-- Start of Material provided --

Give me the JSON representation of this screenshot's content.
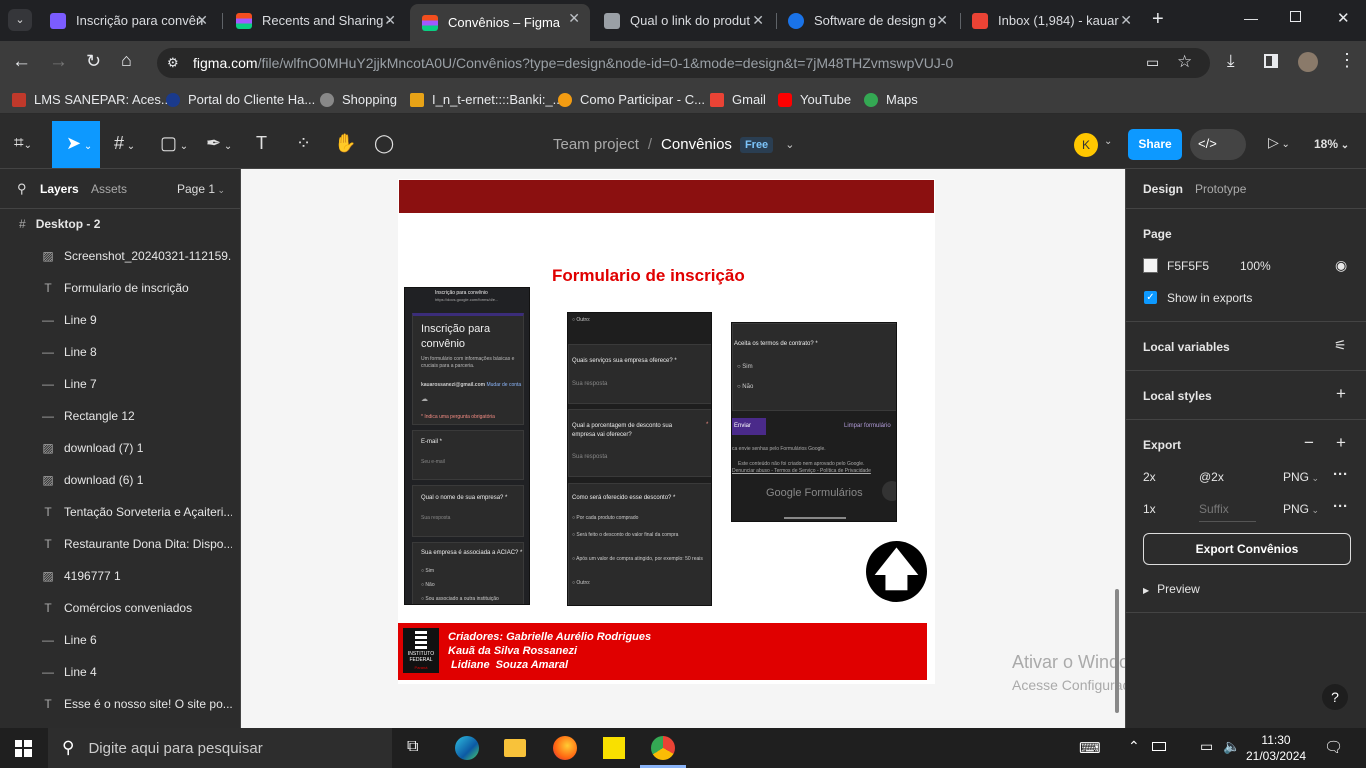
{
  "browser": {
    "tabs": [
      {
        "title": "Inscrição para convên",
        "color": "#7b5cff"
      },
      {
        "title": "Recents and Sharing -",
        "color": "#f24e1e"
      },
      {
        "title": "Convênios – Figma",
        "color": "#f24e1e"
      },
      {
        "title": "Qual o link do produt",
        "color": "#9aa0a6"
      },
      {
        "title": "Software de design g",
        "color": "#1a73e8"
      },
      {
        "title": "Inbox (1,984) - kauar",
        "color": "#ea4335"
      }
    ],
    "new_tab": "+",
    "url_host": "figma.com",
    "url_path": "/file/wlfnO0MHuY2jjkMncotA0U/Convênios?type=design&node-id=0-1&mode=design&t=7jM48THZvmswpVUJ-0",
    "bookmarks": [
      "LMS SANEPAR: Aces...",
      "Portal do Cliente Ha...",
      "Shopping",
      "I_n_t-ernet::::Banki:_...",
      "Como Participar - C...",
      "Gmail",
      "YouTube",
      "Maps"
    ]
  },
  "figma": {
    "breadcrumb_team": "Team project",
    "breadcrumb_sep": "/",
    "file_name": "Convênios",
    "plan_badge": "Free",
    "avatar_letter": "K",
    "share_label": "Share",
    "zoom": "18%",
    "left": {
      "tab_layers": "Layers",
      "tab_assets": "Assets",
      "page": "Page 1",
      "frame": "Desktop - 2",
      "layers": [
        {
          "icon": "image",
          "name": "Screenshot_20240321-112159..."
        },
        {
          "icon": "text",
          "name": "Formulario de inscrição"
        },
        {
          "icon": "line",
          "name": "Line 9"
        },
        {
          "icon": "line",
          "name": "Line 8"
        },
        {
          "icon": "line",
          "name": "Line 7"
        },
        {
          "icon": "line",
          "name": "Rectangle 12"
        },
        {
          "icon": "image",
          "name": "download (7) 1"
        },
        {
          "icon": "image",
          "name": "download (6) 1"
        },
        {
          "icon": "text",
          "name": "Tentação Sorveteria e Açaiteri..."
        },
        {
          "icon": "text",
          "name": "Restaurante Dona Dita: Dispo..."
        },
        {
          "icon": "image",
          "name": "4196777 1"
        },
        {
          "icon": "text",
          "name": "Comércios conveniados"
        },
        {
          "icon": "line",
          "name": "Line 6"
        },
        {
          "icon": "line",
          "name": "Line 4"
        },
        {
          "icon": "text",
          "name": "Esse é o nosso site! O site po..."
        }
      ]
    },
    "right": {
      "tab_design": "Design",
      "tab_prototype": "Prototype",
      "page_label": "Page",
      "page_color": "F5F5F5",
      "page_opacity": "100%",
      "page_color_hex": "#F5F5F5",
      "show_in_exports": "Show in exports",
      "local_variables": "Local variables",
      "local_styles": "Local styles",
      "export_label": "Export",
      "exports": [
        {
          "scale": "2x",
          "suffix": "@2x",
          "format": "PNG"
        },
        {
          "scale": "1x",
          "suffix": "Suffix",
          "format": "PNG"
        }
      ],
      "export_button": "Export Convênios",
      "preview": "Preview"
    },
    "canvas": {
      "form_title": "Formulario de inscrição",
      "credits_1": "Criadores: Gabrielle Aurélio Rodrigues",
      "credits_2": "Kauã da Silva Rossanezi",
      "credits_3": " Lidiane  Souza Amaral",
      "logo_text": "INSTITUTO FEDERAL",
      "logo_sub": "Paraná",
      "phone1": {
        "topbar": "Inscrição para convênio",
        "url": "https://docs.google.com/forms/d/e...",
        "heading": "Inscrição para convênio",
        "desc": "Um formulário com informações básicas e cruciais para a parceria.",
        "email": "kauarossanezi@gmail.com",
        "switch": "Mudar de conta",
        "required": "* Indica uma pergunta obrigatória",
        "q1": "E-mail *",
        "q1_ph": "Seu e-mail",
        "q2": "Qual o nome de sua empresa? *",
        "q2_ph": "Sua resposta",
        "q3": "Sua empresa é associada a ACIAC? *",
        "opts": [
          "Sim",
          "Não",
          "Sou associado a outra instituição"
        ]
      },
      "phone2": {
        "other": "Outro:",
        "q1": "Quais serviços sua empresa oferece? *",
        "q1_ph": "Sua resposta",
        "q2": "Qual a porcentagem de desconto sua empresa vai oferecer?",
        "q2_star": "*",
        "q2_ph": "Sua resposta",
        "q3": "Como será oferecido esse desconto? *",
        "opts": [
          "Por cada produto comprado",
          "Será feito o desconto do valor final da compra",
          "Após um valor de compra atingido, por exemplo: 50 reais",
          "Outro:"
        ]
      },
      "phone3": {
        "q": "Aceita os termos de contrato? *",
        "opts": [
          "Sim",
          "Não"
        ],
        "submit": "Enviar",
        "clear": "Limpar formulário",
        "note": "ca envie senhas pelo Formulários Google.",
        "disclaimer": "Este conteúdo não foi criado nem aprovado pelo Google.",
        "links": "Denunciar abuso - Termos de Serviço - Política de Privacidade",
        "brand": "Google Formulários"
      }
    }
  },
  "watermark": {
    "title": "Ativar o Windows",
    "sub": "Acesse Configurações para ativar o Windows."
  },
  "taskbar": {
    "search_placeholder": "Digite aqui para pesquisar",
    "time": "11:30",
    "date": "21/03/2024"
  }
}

-- End of Material provided --

◆ What the exercise asks: Every entry must be written out exactly, with all pictures left out.

◆ Exercise solution:
Give me the JSON representation of this screenshot's content.
{
  "browser": {
    "tabs": [
      {
        "title": "Inscrição para convên",
        "color": "#7b5cff"
      },
      {
        "title": "Recents and Sharing -",
        "color": "#f24e1e"
      },
      {
        "title": "Convênios – Figma",
        "color": "#f24e1e"
      },
      {
        "title": "Qual o link do produt",
        "color": "#9aa0a6"
      },
      {
        "title": "Software de design g",
        "color": "#1a73e8"
      },
      {
        "title": "Inbox (1,984) - kauar",
        "color": "#ea4335"
      }
    ],
    "new_tab": "+",
    "url_host": "figma.com",
    "url_path": "/file/wlfnO0MHuY2jjkMncotA0U/Convênios?type=design&node-id=0-1&mode=design&t=7jM48THZvmswpVUJ-0",
    "bookmarks": [
      "LMS SANEPAR: Aces...",
      "Portal do Cliente Ha...",
      "Shopping",
      "I_n_t-ernet::::Banki:_...",
      "Como Participar - C...",
      "Gmail",
      "YouTube",
      "Maps"
    ]
  },
  "figma": {
    "breadcrumb_team": "Team project",
    "breadcrumb_sep": "/",
    "file_name": "Convênios",
    "plan_badge": "Free",
    "avatar_letter": "K",
    "share_label": "Share",
    "zoom": "18%",
    "left": {
      "tab_layers": "Layers",
      "tab_assets": "Assets",
      "page": "Page 1",
      "frame": "Desktop - 2",
      "layers": [
        {
          "icon": "image",
          "name": "Screenshot_20240321-112159..."
        },
        {
          "icon": "text",
          "name": "Formulario de inscrição"
        },
        {
          "icon": "line",
          "name": "Line 9"
        },
        {
          "icon": "line",
          "name": "Line 8"
        },
        {
          "icon": "line",
          "name": "Line 7"
        },
        {
          "icon": "line",
          "name": "Rectangle 12"
        },
        {
          "icon": "image",
          "name": "download (7) 1"
        },
        {
          "icon": "image",
          "name": "download (6) 1"
        },
        {
          "icon": "text",
          "name": "Tentação Sorveteria e Açaiteri..."
        },
        {
          "icon": "text",
          "name": "Restaurante Dona Dita: Dispo..."
        },
        {
          "icon": "image",
          "name": "4196777 1"
        },
        {
          "icon": "text",
          "name": "Comércios conveniados"
        },
        {
          "icon": "line",
          "name": "Line 6"
        },
        {
          "icon": "line",
          "name": "Line 4"
        },
        {
          "icon": "text",
          "name": "Esse é o nosso site! O site po..."
        }
      ]
    },
    "right": {
      "tab_design": "Design",
      "tab_prototype": "Prototype",
      "page_label": "Page",
      "page_color": "F5F5F5",
      "page_opacity": "100%",
      "page_color_hex": "#F5F5F5",
      "show_in_exports": "Show in exports",
      "local_variables": "Local variables",
      "local_styles": "Local styles",
      "export_label": "Export",
      "exports": [
        {
          "scale": "2x",
          "suffix": "@2x",
          "format": "PNG"
        },
        {
          "scale": "1x",
          "suffix": "Suffix",
          "format": "PNG"
        }
      ],
      "export_button": "Export Convênios",
      "preview": "Preview"
    },
    "canvas": {
      "form_title": "Formulario de inscrição",
      "credits_1": "Criadores: Gabrielle Aurélio Rodrigues",
      "credits_2": "Kauã da Silva Rossanezi",
      "credits_3": " Lidiane  Souza Amaral",
      "logo_text": "INSTITUTO FEDERAL",
      "logo_sub": "Paraná",
      "phone1": {
        "topbar": "Inscrição para convênio",
        "url": "https://docs.google.com/forms/d/e...",
        "heading": "Inscrição para convênio",
        "desc": "Um formulário com informações básicas e cruciais para a parceria.",
        "email": "kauarossanezi@gmail.com",
        "switch": "Mudar de conta",
        "required": "* Indica uma pergunta obrigatória",
        "q1": "E-mail *",
        "q1_ph": "Seu e-mail",
        "q2": "Qual o nome de sua empresa? *",
        "q2_ph": "Sua resposta",
        "q3": "Sua empresa é associada a ACIAC? *",
        "opts": [
          "Sim",
          "Não",
          "Sou associado a outra instituição"
        ]
      },
      "phone2": {
        "other": "Outro:",
        "q1": "Quais serviços sua empresa oferece? *",
        "q1_ph": "Sua resposta",
        "q2": "Qual a porcentagem de desconto sua empresa vai oferecer?",
        "q2_star": "*",
        "q2_ph": "Sua resposta",
        "q3": "Como será oferecido esse desconto? *",
        "opts": [
          "Por cada produto comprado",
          "Será feito o desconto do valor final da compra",
          "Após um valor de compra atingido, por exemplo: 50 reais",
          "Outro:"
        ]
      },
      "phone3": {
        "q": "Aceita os termos de contrato? *",
        "opts": [
          "Sim",
          "Não"
        ],
        "submit": "Enviar",
        "clear": "Limpar formulário",
        "note": "ca envie senhas pelo Formulários Google.",
        "disclaimer": "Este conteúdo não foi criado nem aprovado pelo Google.",
        "links": "Denunciar abuso - Termos de Serviço - Política de Privacidade",
        "brand": "Google Formulários"
      }
    }
  },
  "watermark": {
    "title": "Ativar o Windows",
    "sub": "Acesse Configurações para ativar o Windows."
  },
  "taskbar": {
    "search_placeholder": "Digite aqui para pesquisar",
    "time": "11:30",
    "date": "21/03/2024"
  }
}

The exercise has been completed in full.